Collection entries
····················

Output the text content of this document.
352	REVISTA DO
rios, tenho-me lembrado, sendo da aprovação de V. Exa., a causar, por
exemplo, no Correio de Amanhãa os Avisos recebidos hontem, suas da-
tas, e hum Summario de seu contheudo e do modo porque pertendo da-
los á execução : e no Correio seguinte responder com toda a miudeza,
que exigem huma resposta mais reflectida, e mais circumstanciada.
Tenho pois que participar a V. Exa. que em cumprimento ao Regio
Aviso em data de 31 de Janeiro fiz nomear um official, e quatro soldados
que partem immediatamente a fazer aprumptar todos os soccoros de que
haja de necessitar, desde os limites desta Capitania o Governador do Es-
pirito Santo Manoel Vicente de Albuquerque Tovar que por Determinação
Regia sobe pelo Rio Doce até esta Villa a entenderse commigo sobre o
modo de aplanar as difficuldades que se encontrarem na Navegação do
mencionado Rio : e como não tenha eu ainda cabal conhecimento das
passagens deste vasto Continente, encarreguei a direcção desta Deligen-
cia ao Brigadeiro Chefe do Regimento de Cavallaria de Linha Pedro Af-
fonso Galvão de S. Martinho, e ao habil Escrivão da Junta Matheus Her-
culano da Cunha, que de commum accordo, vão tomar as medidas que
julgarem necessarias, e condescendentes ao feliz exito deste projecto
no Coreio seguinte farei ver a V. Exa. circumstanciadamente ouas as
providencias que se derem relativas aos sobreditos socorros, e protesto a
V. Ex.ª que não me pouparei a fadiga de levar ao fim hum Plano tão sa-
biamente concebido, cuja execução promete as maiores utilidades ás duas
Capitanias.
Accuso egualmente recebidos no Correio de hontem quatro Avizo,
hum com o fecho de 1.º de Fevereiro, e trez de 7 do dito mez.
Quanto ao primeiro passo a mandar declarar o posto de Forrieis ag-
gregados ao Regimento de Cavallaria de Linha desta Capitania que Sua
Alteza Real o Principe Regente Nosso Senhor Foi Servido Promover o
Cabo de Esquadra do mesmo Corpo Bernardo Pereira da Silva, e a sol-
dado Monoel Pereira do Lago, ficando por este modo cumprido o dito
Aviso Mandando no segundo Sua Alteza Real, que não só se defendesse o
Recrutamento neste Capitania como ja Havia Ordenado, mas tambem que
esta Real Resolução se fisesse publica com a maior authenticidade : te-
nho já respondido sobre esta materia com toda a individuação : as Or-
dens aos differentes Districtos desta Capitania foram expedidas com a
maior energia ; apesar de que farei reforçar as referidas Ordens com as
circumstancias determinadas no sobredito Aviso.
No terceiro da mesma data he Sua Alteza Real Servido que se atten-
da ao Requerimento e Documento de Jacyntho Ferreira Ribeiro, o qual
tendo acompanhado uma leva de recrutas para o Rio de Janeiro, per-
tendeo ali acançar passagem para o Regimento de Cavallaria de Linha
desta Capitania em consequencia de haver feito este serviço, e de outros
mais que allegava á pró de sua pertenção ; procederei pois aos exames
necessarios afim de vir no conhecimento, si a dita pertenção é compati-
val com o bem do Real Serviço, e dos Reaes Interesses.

····················

◆ **Required work**: Print the material above once more, exactly.

◆ **Response to the exercise**:
Output the text content of this document.
352	REVISTA DO
rios, tenho-me lembrado, sendo da aprovação de V. Exa., a causar, por
exemplo, no Correio de Amanhãa os Avisos recebidos hontem, suas da-
tas, e hum Summario de seu contheudo e do modo porque pertendo da-
los á execução : e no Correio seguinte responder com toda a miudeza,
que exigem huma resposta mais reflectida, e mais circumstanciada.
Tenho pois que participar a V. Exa. que em cumprimento ao Regio
Aviso em data de 31 de Janeiro fiz nomear um official, e quatro soldados
que partem immediatamente a fazer aprumptar todos os soccoros de que
haja de necessitar, desde os limites desta Capitania o Governador do Es-
pirito Santo Manoel Vicente de Albuquerque Tovar que por Determinação
Regia sobe pelo Rio Doce até esta Villa a entenderse commigo sobre o
modo de aplanar as difficuldades que se encontrarem na Navegação do
mencionado Rio : e como não tenha eu ainda cabal conhecimento das
passagens deste vasto Continente, encarreguei a direcção desta Deligen-
cia ao Brigadeiro Chefe do Regimento de Cavallaria de Linha Pedro Af-
fonso Galvão de S. Martinho, e ao habil Escrivão da Junta Matheus Her-
culano da Cunha, que de commum accordo, vão tomar as medidas que
julgarem necessarias, e condescendentes ao feliz exito deste projecto
no Coreio seguinte farei ver a V. Exa. circumstanciadamente ouas as
providencias que se derem relativas aos sobreditos socorros, e protesto a
V. Ex.ª que não me pouparei a fadiga de levar ao fim hum Plano tão sa-
biamente concebido, cuja execução promete as maiores utilidades ás duas
Capitanias.
Accuso egualmente recebidos no Correio de hontem quatro Avizo,
hum com o fecho de 1.º de Fevereiro, e trez de 7 do dito mez.
Quanto ao primeiro passo a mandar declarar o posto de Forrieis ag-
gregados ao Regimento de Cavallaria de Linha desta Capitania que Sua
Alteza Real o Principe Regente Nosso Senhor Foi Servido Promover o
Cabo de Esquadra do mesmo Corpo Bernardo Pereira da Silva, e a sol-
dado Monoel Pereira do Lago, ficando por este modo cumprido o dito
Aviso Mandando no segundo Sua Alteza Real, que não só se defendesse o
Recrutamento neste Capitania como ja Havia Ordenado, mas tambem que
esta Real Resolução se fisesse publica com a maior authenticidade : te-
nho já respondido sobre esta materia com toda a individuação : as Or-
dens aos differentes Districtos desta Capitania foram expedidas com a
maior energia ; apesar de que farei reforçar as referidas Ordens com as
circumstancias determinadas no sobredito Aviso.
No terceiro da mesma data he Sua Alteza Real Servido que se atten-
da ao Requerimento e Documento de Jacyntho Ferreira Ribeiro, o qual
tendo acompanhado uma leva de recrutas para o Rio de Janeiro, per-
tendeo ali acançar passagem para o Regimento de Cavallaria de Linha
desta Capitania em consequencia de haver feito este serviço, e de outros
mais que allegava á pró de sua pertenção ; procederei pois aos exames
necessarios afim de vir no conhecimento, si a dita pertenção é compati-
val com o bem do Real Serviço, e dos Reaes Interesses.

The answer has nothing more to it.